Aufgabenstellung → Filtere aus der folgenden Auflistung jede Zeile heraus, die die Zeichenfolge „dropdown“ enthält, und gib diese Zeilen unverändert wieder. Groß- und Kleinschreibung ist dabei zu beachten.

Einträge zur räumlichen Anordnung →
###
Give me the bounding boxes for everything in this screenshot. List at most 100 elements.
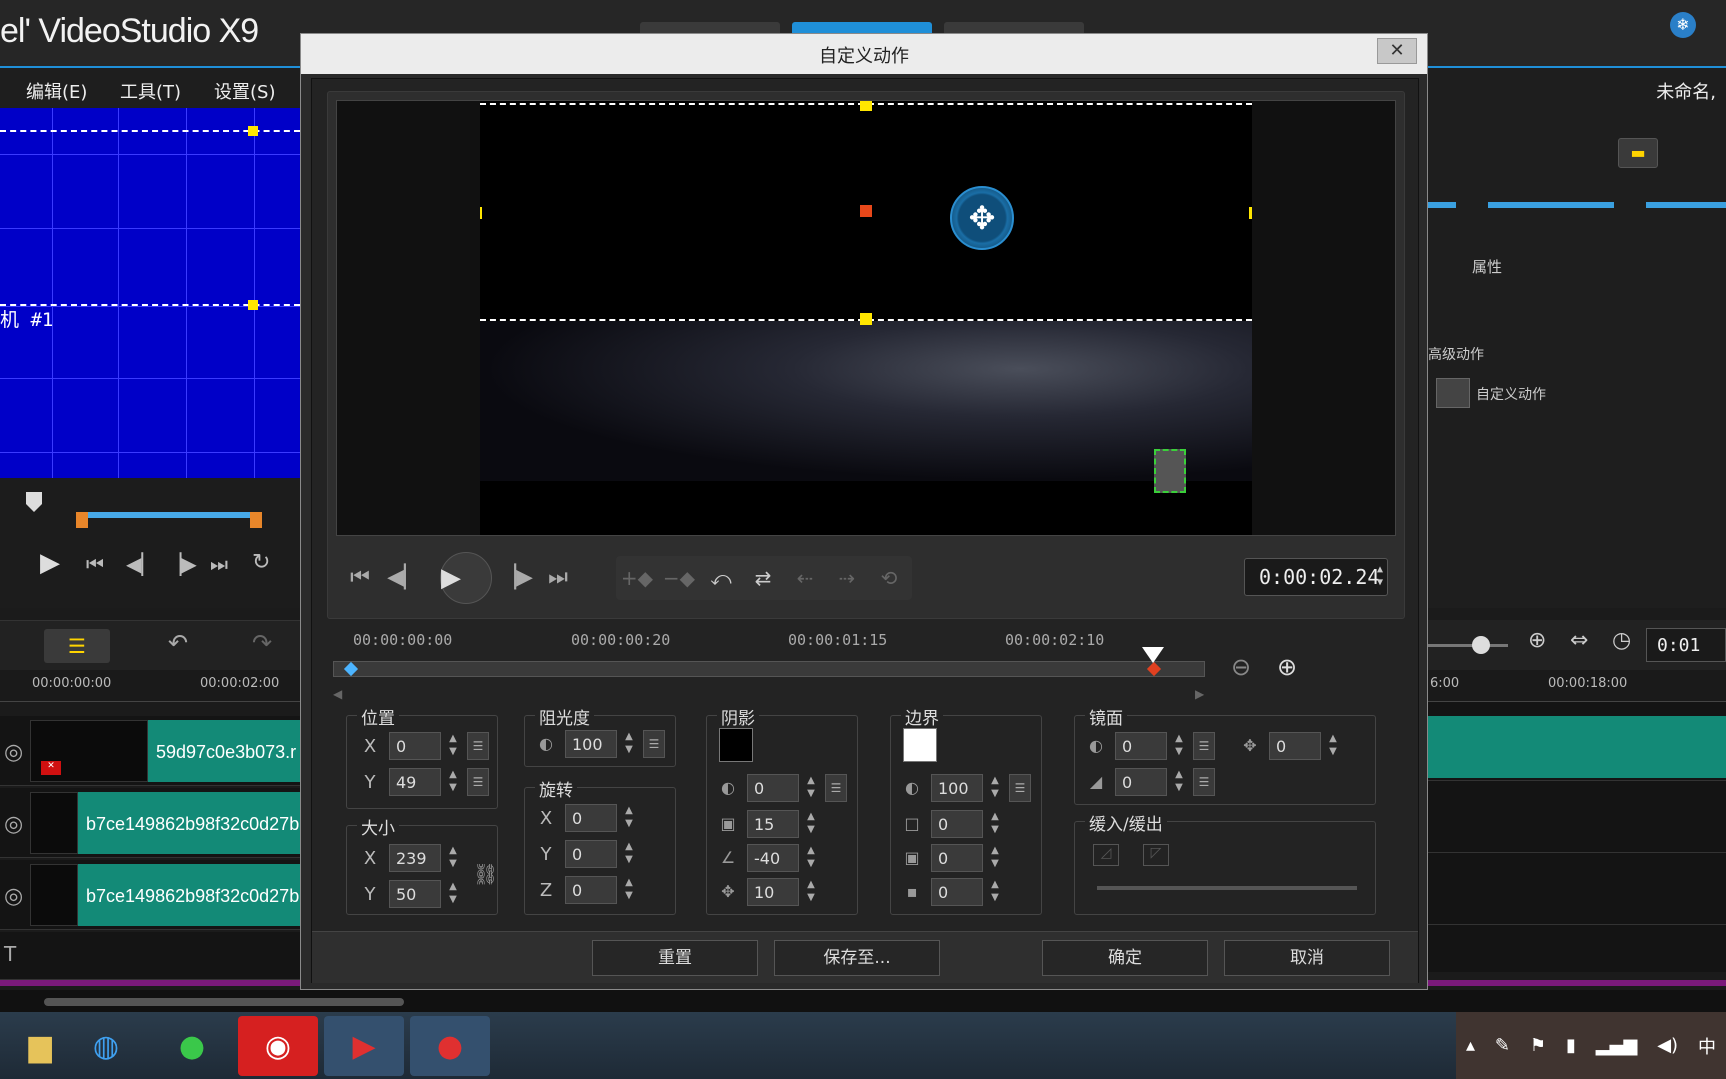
video-clip[interactable]: 59d97c0e3b073.r	[148, 720, 300, 782]
go-to-end-icon[interactable]: ⏭	[538, 558, 578, 598]
position-x-dropdown[interactable]: ☰	[467, 732, 489, 760]
timeline-scrollbar[interactable]	[0, 980, 1726, 1012]
menu-settings[interactable]: 设置(S)	[214, 78, 275, 104]
position-y-spinner[interactable]: ▲ ▼	[445, 768, 461, 796]
resize-handle-left[interactable]	[480, 207, 482, 219]
close-button[interactable]: ✕	[1377, 38, 1417, 64]
swap-keyframes-icon[interactable]: ⇄	[742, 556, 784, 600]
border-width-spinner[interactable]: ▲ ▼	[987, 810, 1003, 838]
reset-button[interactable]: 重置	[592, 940, 758, 976]
add-keyframe-icon[interactable]: +◆	[616, 556, 658, 600]
reverse-keyframes-icon[interactable]: ⤺	[700, 556, 742, 600]
timecode-field[interactable]: 0:00:02.24 ▲ ▼	[1244, 558, 1388, 596]
preview-handle[interactable]	[248, 300, 258, 310]
scroll-right-icon[interactable]: ▶	[1195, 687, 1204, 701]
recorder-icon[interactable]: ●	[410, 1016, 490, 1076]
shadow-opacity-input[interactable]: 0	[747, 774, 799, 802]
trim-range-bar[interactable]	[84, 512, 260, 518]
timeline-timecode[interactable]: 0:01	[1646, 628, 1726, 662]
go-to-start-icon[interactable]: ⏮	[340, 558, 380, 598]
repeat-icon[interactable]: ↻	[252, 550, 270, 575]
options-toggle-icon[interactable]: ▬	[1618, 138, 1658, 168]
border-blur-spinner[interactable]: ▲ ▼	[987, 844, 1003, 872]
shadow-distance-spinner[interactable]: ▲ ▼	[803, 878, 819, 906]
shadow-distance-input[interactable]: 10	[747, 878, 799, 906]
mirror-distance-spinner[interactable]: ▲ ▼	[1325, 732, 1341, 760]
play-button[interactable]: ▶	[440, 552, 492, 604]
position-x-input[interactable]: 0	[389, 732, 441, 760]
position-y-input[interactable]: 49	[389, 768, 441, 796]
ease-slider[interactable]	[1097, 886, 1357, 890]
overlay-clip[interactable]: b7ce149862b98f32c0d27b	[78, 864, 300, 926]
undo-icon[interactable]: ↶	[168, 629, 188, 657]
opacity-input[interactable]: 100	[565, 730, 617, 758]
trim-start-handle[interactable]	[76, 512, 88, 528]
rotation-y-spinner[interactable]: ▲ ▼	[621, 840, 637, 868]
shadow-angle-input[interactable]: -40	[747, 844, 799, 872]
next-frame-icon[interactable]: ▕▶	[496, 558, 536, 598]
save-to-button[interactable]: 保存至...	[774, 940, 940, 976]
main-preview-window[interactable]	[0, 108, 300, 478]
move-right-icon[interactable]: ⇢	[826, 556, 868, 600]
rotation-y-input[interactable]: 0	[565, 840, 617, 868]
border-color-swatch[interactable]	[903, 728, 937, 762]
scroll-left-icon[interactable]: ◀	[333, 687, 342, 701]
zoom-slider-thumb[interactable]	[1472, 636, 1490, 654]
size-x-input[interactable]: 239	[389, 844, 441, 872]
resize-handle-bottom[interactable]	[860, 313, 872, 325]
shadow-opacity-spinner[interactable]: ▲ ▼	[803, 774, 819, 802]
browser-icon[interactable]: ◍	[66, 1016, 146, 1076]
remove-keyframe-icon[interactable]: −◆	[658, 556, 700, 600]
custom-motion-label[interactable]: 自定义动作	[1476, 384, 1546, 404]
shadow-color-swatch[interactable]	[719, 728, 753, 762]
network-icon[interactable]: ▂▄▆	[1596, 1035, 1638, 1056]
border-opacity-input[interactable]: 100	[931, 774, 983, 802]
keyframe-track[interactable]	[333, 661, 1205, 677]
menu-tools[interactable]: 工具(T)	[120, 78, 181, 104]
shadow-blur-input[interactable]: 15	[747, 810, 799, 838]
border-opacity-spinner[interactable]: ▲ ▼	[987, 774, 1003, 802]
clip-thumbnail[interactable]: ✕	[30, 720, 148, 782]
rotation-x-input[interactable]: 0	[565, 804, 617, 832]
overlay-clip[interactable]: b7ce149862b98f32c0d27b	[78, 792, 300, 854]
zoom-in-icon[interactable]: ⊕	[1277, 653, 1297, 681]
tray-expand-icon[interactable]: ▴	[1466, 1035, 1475, 1056]
custom-motion-icon[interactable]	[1436, 378, 1470, 408]
move-left-icon[interactable]: ⇠	[784, 556, 826, 600]
mirror-opacity-input[interactable]: 0	[1115, 732, 1167, 760]
zoom-slider-track[interactable]	[1428, 644, 1508, 647]
scrollbar-thumb[interactable]	[44, 998, 404, 1006]
video-clip-continued[interactable]	[1428, 716, 1726, 778]
rotation-z-spinner[interactable]: ▲ ▼	[621, 876, 637, 904]
rotation-x-spinner[interactable]: ▲ ▼	[621, 804, 637, 832]
resize-handle-right[interactable]	[1249, 207, 1252, 219]
border-opacity-dropdown[interactable]: ☰	[1009, 774, 1031, 802]
wechat-icon[interactable]: ●	[152, 1016, 232, 1076]
redo-icon[interactable]: ↷	[252, 629, 272, 657]
cancel-button[interactable]: 取消	[1224, 940, 1390, 976]
mirror-fade-spinner[interactable]: ▲ ▼	[1171, 768, 1187, 796]
zoom-out-icon[interactable]: ⊖	[1231, 653, 1251, 681]
prev-frame-icon[interactable]: ◀▏	[126, 552, 157, 576]
position-y-dropdown[interactable]: ☰	[467, 768, 489, 796]
rotation-z-input[interactable]: 0	[565, 876, 617, 904]
fit-timeline-icon[interactable]: ⇔	[1570, 628, 1588, 653]
size-x-spinner[interactable]: ▲ ▼	[445, 844, 461, 872]
resize-handle-top[interactable]	[860, 101, 872, 111]
mirror-distance-input[interactable]: 0	[1269, 732, 1321, 760]
scrubber-handle[interactable]	[26, 492, 42, 512]
timecode-spinner[interactable]: ▲ ▼	[1377, 563, 1383, 589]
timeline-ruler-right[interactable]: 6:00 00:00:18:00	[1428, 670, 1726, 702]
volume-icon[interactable]: ◀)	[1657, 1035, 1678, 1056]
opacity-dropdown[interactable]: ☰	[643, 730, 665, 758]
clip-thumbnail[interactable]	[30, 792, 78, 854]
mask-object[interactable]	[1154, 449, 1186, 493]
advanced-motion-label[interactable]: 高级动作	[1428, 344, 1484, 364]
ok-button[interactable]: 确定	[1042, 940, 1208, 976]
center-point[interactable]	[860, 205, 872, 217]
border-width-input[interactable]: 0	[931, 810, 983, 838]
ease-in-icon[interactable]: ◿	[1093, 844, 1119, 866]
mirror-fade-input[interactable]: 0	[1115, 768, 1167, 796]
position-x-spinner[interactable]: ▲ ▼	[445, 732, 461, 760]
snowflake-icon[interactable]: ❄	[1670, 12, 1696, 38]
###
Endgültige Lösung →
position-x-dropdown[interactable]: ☰	[467, 732, 489, 760]
border-opacity-dropdown[interactable]: ☰	[1009, 774, 1031, 802]
position-y-dropdown[interactable]: ☰	[467, 768, 489, 796]
opacity-dropdown[interactable]: ☰	[643, 730, 665, 758]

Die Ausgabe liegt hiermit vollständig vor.